EXERCISE BRIEF:
Using the records that follow, copy every line containing the word "交通行业工人技术等级标准".

[start]

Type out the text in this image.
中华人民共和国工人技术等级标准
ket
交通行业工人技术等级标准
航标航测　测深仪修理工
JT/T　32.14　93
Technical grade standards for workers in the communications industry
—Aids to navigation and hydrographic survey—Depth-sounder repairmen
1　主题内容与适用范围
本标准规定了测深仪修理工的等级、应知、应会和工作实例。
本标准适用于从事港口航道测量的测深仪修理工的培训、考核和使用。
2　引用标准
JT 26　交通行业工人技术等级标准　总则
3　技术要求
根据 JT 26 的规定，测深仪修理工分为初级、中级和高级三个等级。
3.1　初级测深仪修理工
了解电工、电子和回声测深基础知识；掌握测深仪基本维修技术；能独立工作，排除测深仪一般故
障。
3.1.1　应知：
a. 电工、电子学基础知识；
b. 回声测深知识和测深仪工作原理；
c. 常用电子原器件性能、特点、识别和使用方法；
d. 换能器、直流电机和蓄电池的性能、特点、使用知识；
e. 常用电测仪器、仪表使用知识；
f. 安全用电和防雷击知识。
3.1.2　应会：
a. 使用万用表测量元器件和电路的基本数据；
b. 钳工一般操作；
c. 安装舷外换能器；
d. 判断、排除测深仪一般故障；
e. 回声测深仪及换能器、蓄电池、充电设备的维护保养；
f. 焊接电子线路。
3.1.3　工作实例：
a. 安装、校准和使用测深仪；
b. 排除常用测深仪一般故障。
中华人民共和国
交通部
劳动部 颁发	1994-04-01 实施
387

[end]

EXERCISE RESPONSE:
交通行业工人技术等级标准
JT 26　交通行业工人技术等级标准　总则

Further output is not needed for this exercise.